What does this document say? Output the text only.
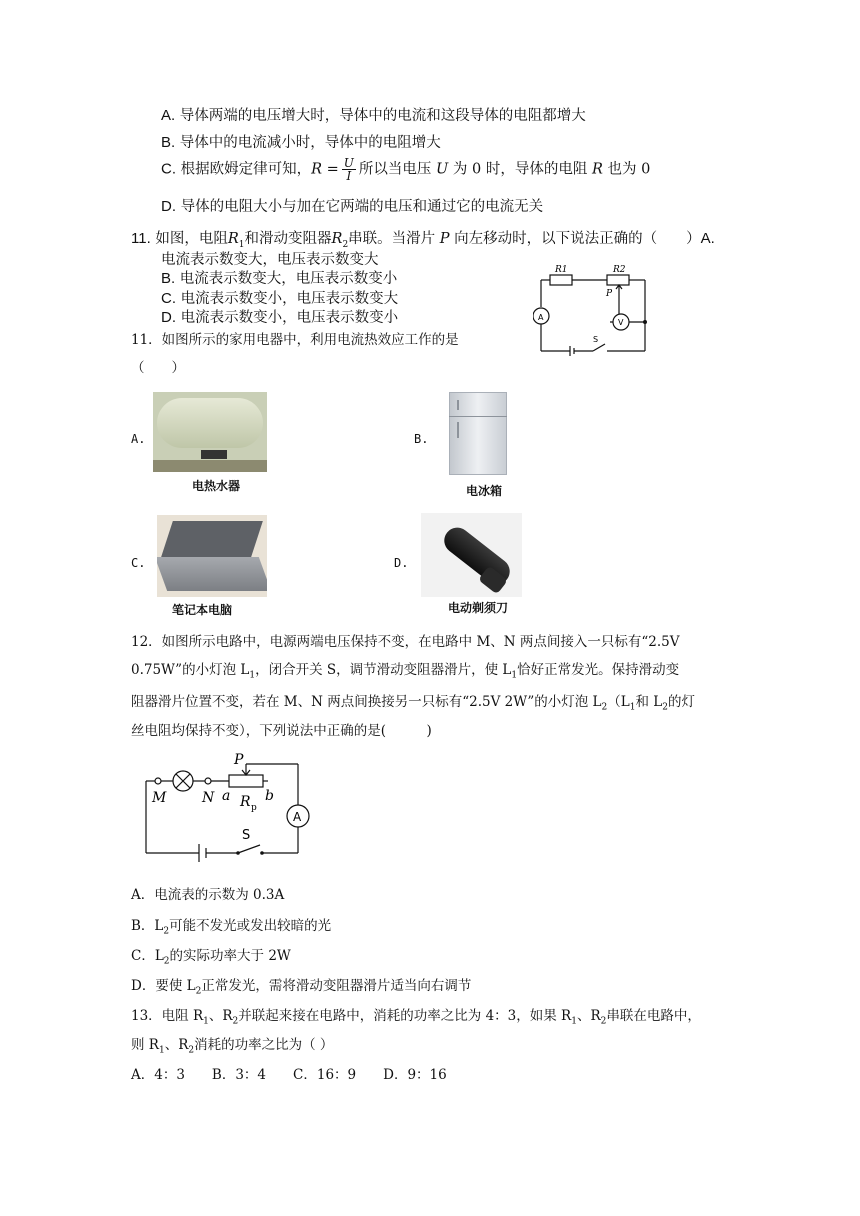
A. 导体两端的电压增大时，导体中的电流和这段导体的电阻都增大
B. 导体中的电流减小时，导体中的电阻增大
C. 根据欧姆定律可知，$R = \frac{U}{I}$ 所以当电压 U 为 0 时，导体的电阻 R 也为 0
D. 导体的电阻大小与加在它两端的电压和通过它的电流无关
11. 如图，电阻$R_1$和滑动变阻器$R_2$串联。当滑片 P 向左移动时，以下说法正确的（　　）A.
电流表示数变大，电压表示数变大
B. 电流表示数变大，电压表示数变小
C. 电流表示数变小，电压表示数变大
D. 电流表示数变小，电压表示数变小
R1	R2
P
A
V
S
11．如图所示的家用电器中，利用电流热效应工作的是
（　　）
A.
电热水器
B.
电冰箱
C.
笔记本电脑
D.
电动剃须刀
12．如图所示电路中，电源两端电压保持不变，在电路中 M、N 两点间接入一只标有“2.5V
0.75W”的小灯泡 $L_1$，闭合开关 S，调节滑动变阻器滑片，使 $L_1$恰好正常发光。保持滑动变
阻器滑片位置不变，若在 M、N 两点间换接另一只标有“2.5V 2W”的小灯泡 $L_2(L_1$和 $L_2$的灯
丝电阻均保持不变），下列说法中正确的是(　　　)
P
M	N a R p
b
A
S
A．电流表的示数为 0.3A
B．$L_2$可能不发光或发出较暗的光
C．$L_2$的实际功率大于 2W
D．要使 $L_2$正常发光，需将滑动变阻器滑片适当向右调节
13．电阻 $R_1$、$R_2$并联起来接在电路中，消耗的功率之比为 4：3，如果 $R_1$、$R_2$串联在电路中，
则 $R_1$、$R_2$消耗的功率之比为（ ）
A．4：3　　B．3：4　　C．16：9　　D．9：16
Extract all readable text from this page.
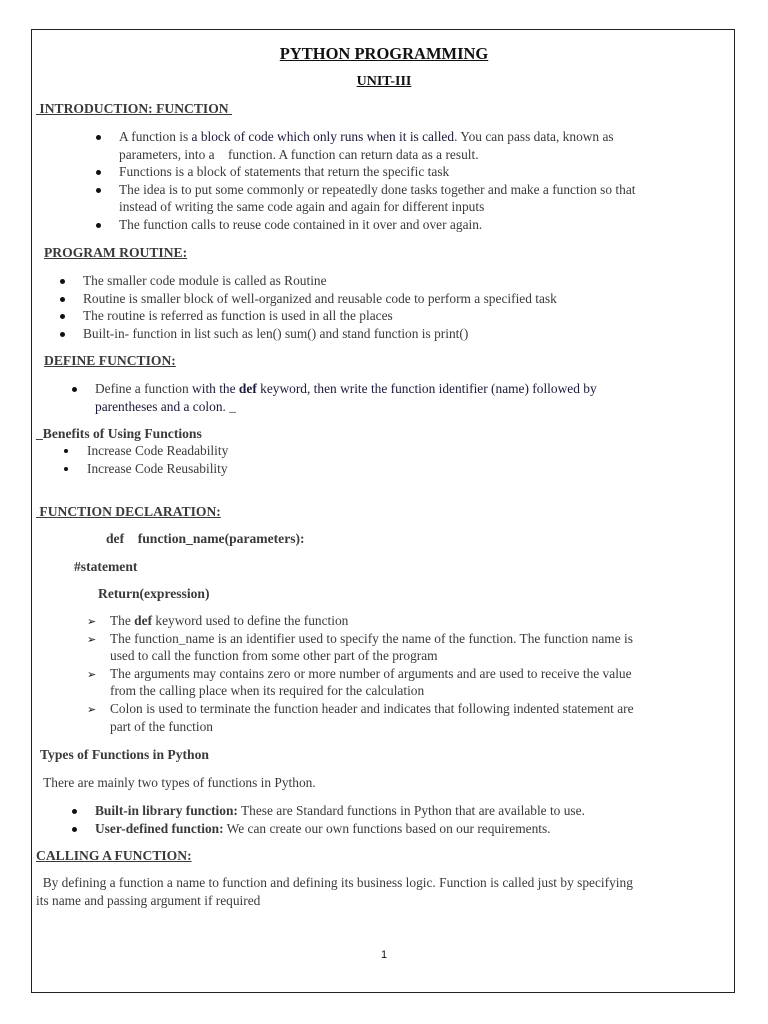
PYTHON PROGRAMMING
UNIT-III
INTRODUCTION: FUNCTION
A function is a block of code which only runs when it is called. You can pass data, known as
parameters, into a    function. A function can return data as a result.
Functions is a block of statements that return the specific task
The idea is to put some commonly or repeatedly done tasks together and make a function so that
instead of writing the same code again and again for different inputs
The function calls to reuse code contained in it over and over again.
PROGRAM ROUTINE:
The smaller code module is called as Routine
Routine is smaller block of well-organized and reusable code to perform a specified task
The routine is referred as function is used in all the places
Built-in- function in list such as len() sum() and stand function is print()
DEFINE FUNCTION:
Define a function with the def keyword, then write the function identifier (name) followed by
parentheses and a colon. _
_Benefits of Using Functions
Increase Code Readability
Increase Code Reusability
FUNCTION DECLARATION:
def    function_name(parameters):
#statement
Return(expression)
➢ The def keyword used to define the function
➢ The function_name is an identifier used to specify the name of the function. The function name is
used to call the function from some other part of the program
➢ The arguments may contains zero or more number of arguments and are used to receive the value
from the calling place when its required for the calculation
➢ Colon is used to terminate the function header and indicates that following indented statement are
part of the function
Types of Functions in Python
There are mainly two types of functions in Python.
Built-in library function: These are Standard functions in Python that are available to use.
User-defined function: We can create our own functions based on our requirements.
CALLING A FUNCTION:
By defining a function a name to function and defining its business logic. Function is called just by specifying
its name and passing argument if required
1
=-=-=-=-=
TASK DETAILS :: Without the pictures, restate each entry exactly.

THE ANSWER ::
What does this document say? Output the text only.
A. 导体两端的电压增大时，导体中的电流和这段导体的电阻都增大
B. 导体中的电流减小时，导体中的电阻增大
C. 根据欧姆定律可知，$R = \frac{U}{I}$ 所以当电压 U 为 0 时，导体的电阻 R 也为 0
D. 导体的电阻大小与加在它两端的电压和通过它的电流无关
11. 如图，电阻$R_1$和滑动变阻器$R_2$串联。当滑片 P 向左移动时，以下说法正确的（　　）A.
电流表示数变大，电压表示数变大
B. 电流表示数变大，电压表示数变小
C. 电流表示数变小，电压表示数变大
D. 电流表示数变小，电压表示数变小
R1	R2
P
A
V
S
11．如图所示的家用电器中，利用电流热效应工作的是
（　　）
A.
电热水器
B.
电冰箱
C.
笔记本电脑
D.
电动剃须刀
12．如图所示电路中，电源两端电压保持不变，在电路中 M、N 两点间接入一只标有“2.5V
0.75W”的小灯泡 $L_1$，闭合开关 S，调节滑动变阻器滑片，使 $L_1$恰好正常发光。保持滑动变
阻器滑片位置不变，若在 M、N 两点间换接另一只标有“2.5V 2W”的小灯泡 $L_2(L_1$和 $L_2$的灯
丝电阻均保持不变），下列说法中正确的是(　　　)
P
M	N a R p
b
A
S
A．电流表的示数为 0.3A
B．$L_2$可能不发光或发出较暗的光
C．$L_2$的实际功率大于 2W
D．要使 $L_2$正常发光，需将滑动变阻器滑片适当向右调节
13．电阻 $R_1$、$R_2$并联起来接在电路中，消耗的功率之比为 4：3，如果 $R_1$、$R_2$串联在电路中，
则 $R_1$、$R_2$消耗的功率之比为（ ）
A．4：3　　B．3：4　　C．16：9　　D．9：16
Extract all readable text from this page.
PYTHON PROGRAMMING
UNIT-III
INTRODUCTION: FUNCTION
A function is a block of code which only runs when it is called. You can pass data, known as
parameters, into a    function. A function can return data as a result.
Functions is a block of statements that return the specific task
The idea is to put some commonly or repeatedly done tasks together and make a function so that
instead of writing the same code again and again for different inputs
The function calls to reuse code contained in it over and over again.
PROGRAM ROUTINE:
The smaller code module is called as Routine
Routine is smaller block of well-organized and reusable code to perform a specified task
The routine is referred as function is used in all the places
Built-in- function in list such as len() sum() and stand function is print()
DEFINE FUNCTION:
Define a function with the def keyword, then write the function identifier (name) followed by
parentheses and a colon. _
_Benefits of Using Functions
Increase Code Readability
Increase Code Reusability
FUNCTION DECLARATION:
def    function_name(parameters):
#statement
Return(expression)
➢ The def keyword used to define the function
➢ The function_name is an identifier used to specify the name of the function. The function name is
used to call the function from some other part of the program
➢ The arguments may contains zero or more number of arguments and are used to receive the value
from the calling place when its required for the calculation
➢ Colon is used to terminate the function header and indicates that following indented statement are
part of the function
Types of Functions in Python
There are mainly two types of functions in Python.
Built-in library function: These are Standard functions in Python that are available to use.
User-defined function: We can create our own functions based on our requirements.
CALLING A FUNCTION:
By defining a function a name to function and defining its business logic. Function is called just by specifying
its name and passing argument if required
1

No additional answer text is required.